Exercise data:
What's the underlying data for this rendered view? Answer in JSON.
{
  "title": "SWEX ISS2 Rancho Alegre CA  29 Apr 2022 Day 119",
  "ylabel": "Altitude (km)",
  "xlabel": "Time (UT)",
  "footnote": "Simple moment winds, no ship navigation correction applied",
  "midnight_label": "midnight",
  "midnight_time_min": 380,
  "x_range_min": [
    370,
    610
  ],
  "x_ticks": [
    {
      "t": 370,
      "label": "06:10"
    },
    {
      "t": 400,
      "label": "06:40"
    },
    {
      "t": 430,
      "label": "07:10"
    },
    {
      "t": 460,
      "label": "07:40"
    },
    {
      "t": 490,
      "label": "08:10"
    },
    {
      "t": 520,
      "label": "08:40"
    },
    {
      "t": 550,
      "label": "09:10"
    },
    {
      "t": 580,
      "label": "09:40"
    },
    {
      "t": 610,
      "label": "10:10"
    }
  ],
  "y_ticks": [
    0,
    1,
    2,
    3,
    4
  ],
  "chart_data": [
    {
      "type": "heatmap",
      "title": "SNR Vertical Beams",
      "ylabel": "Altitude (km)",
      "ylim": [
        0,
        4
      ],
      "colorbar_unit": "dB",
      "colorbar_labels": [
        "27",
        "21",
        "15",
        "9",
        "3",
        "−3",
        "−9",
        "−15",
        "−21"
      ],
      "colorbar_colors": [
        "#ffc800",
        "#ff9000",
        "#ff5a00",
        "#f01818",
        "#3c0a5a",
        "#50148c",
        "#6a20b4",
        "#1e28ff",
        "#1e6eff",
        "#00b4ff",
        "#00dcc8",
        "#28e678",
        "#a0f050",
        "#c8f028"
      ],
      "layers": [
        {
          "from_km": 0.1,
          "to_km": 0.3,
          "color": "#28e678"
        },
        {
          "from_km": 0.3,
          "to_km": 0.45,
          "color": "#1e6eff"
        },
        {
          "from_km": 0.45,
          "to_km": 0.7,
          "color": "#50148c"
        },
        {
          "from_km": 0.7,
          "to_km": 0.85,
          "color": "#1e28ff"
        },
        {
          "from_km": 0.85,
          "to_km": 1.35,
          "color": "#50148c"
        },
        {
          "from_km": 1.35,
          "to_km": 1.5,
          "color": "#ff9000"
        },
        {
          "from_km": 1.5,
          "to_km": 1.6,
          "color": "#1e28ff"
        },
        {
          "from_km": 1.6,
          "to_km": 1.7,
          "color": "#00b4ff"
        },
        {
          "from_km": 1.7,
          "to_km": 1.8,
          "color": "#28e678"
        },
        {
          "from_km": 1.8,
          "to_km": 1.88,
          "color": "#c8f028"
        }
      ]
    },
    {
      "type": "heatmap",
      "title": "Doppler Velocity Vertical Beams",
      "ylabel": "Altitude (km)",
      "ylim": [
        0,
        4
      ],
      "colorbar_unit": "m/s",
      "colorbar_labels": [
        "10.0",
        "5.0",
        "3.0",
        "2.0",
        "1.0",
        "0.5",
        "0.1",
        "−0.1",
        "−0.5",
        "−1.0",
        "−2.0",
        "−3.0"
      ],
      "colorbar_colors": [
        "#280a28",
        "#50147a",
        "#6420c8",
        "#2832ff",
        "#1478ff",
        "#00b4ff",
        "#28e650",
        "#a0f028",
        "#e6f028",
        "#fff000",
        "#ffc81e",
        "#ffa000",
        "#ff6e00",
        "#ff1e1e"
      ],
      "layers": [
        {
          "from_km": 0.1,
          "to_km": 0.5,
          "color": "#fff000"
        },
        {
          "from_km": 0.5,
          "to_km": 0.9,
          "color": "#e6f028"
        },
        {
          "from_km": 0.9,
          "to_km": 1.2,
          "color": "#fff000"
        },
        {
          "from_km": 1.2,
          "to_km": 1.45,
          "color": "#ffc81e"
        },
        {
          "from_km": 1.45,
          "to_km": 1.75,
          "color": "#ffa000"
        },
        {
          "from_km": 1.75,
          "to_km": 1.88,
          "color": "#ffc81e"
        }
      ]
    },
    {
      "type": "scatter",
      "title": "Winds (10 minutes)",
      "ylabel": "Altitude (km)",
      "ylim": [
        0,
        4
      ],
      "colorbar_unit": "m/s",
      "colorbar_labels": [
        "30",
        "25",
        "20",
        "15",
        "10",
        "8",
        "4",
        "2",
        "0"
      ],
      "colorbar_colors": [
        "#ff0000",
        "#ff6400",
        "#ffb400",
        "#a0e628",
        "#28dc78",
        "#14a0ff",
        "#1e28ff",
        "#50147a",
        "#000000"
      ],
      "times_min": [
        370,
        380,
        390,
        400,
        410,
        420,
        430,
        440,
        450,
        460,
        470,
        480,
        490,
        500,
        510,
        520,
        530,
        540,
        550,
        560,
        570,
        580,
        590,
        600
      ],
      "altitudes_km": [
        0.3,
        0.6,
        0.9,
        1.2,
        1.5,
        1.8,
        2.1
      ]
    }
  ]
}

Task instructions: Type the whole listing again, unaltered.

Finished answer:
What's the underlying data for this rendered view? Answer in JSON.
{
  "title": "SWEX ISS2 Rancho Alegre CA  29 Apr 2022 Day 119",
  "ylabel": "Altitude (km)",
  "xlabel": "Time (UT)",
  "footnote": "Simple moment winds, no ship navigation correction applied",
  "midnight_label": "midnight",
  "midnight_time_min": 380,
  "x_range_min": [
    370,
    610
  ],
  "x_ticks": [
    {
      "t": 370,
      "label": "06:10"
    },
    {
      "t": 400,
      "label": "06:40"
    },
    {
      "t": 430,
      "label": "07:10"
    },
    {
      "t": 460,
      "label": "07:40"
    },
    {
      "t": 490,
      "label": "08:10"
    },
    {
      "t": 520,
      "label": "08:40"
    },
    {
      "t": 550,
      "label": "09:10"
    },
    {
      "t": 580,
      "label": "09:40"
    },
    {
      "t": 610,
      "label": "10:10"
    }
  ],
  "y_ticks": [
    0,
    1,
    2,
    3,
    4
  ],
  "chart_data": [
    {
      "type": "heatmap",
      "title": "SNR Vertical Beams",
      "ylabel": "Altitude (km)",
      "ylim": [
        0,
        4
      ],
      "colorbar_unit": "dB",
      "colorbar_labels": [
        "27",
        "21",
        "15",
        "9",
        "3",
        "−3",
        "−9",
        "−15",
        "−21"
      ],
      "colorbar_colors": [
        "#ffc800",
        "#ff9000",
        "#ff5a00",
        "#f01818",
        "#3c0a5a",
        "#50148c",
        "#6a20b4",
        "#1e28ff",
        "#1e6eff",
        "#00b4ff",
        "#00dcc8",
        "#28e678",
        "#a0f050",
        "#c8f028"
      ],
      "layers": [
        {
          "from_km": 0.1,
          "to_km": 0.3,
          "color": "#28e678"
        },
        {
          "from_km": 0.3,
          "to_km": 0.45,
          "color": "#1e6eff"
        },
        {
          "from_km": 0.45,
          "to_km": 0.7,
          "color": "#50148c"
        },
        {
          "from_km": 0.7,
          "to_km": 0.85,
          "color": "#1e28ff"
        },
        {
          "from_km": 0.85,
          "to_km": 1.35,
          "color": "#50148c"
        },
        {
          "from_km": 1.35,
          "to_km": 1.5,
          "color": "#ff9000"
        },
        {
          "from_km": 1.5,
          "to_km": 1.6,
          "color": "#1e28ff"
        },
        {
          "from_km": 1.6,
          "to_km": 1.7,
          "color": "#00b4ff"
        },
        {
          "from_km": 1.7,
          "to_km": 1.8,
          "color": "#28e678"
        },
        {
          "from_km": 1.8,
          "to_km": 1.88,
          "color": "#c8f028"
        }
      ]
    },
    {
      "type": "heatmap",
      "title": "Doppler Velocity Vertical Beams",
      "ylabel": "Altitude (km)",
      "ylim": [
        0,
        4
      ],
      "colorbar_unit": "m/s",
      "colorbar_labels": [
        "10.0",
        "5.0",
        "3.0",
        "2.0",
        "1.0",
        "0.5",
        "0.1",
        "−0.1",
        "−0.5",
        "−1.0",
        "−2.0",
        "−3.0"
      ],
      "colorbar_colors": [
        "#280a28",
        "#50147a",
        "#6420c8",
        "#2832ff",
        "#1478ff",
        "#00b4ff",
        "#28e650",
        "#a0f028",
        "#e6f028",
        "#fff000",
        "#ffc81e",
        "#ffa000",
        "#ff6e00",
        "#ff1e1e"
      ],
      "layers": [
        {
          "from_km": 0.1,
          "to_km": 0.5,
          "color": "#fff000"
        },
        {
          "from_km": 0.5,
          "to_km": 0.9,
          "color": "#e6f028"
        },
        {
          "from_km": 0.9,
          "to_km": 1.2,
          "color": "#fff000"
        },
        {
          "from_km": 1.2,
          "to_km": 1.45,
          "color": "#ffc81e"
        },
        {
          "from_km": 1.45,
          "to_km": 1.75,
          "color": "#ffa000"
        },
        {
          "from_km": 1.75,
          "to_km": 1.88,
          "color": "#ffc81e"
        }
      ]
    },
    {
      "type": "scatter",
      "title": "Winds (10 minutes)",
      "ylabel": "Altitude (km)",
      "ylim": [
        0,
        4
      ],
      "colorbar_unit": "m/s",
      "colorbar_labels": [
        "30",
        "25",
        "20",
        "15",
        "10",
        "8",
        "4",
        "2",
        "0"
      ],
      "colorbar_colors": [
        "#ff0000",
        "#ff6400",
        "#ffb400",
        "#a0e628",
        "#28dc78",
        "#14a0ff",
        "#1e28ff",
        "#50147a",
        "#000000"
      ],
      "times_min": [
        370,
        380,
        390,
        400,
        410,
        420,
        430,
        440,
        450,
        460,
        470,
        480,
        490,
        500,
        510,
        520,
        530,
        540,
        550,
        560,
        570,
        580,
        590,
        600
      ],
      "altitudes_km": [
        0.3,
        0.6,
        0.9,
        1.2,
        1.5,
        1.8,
        2.1
      ]
    }
  ]
}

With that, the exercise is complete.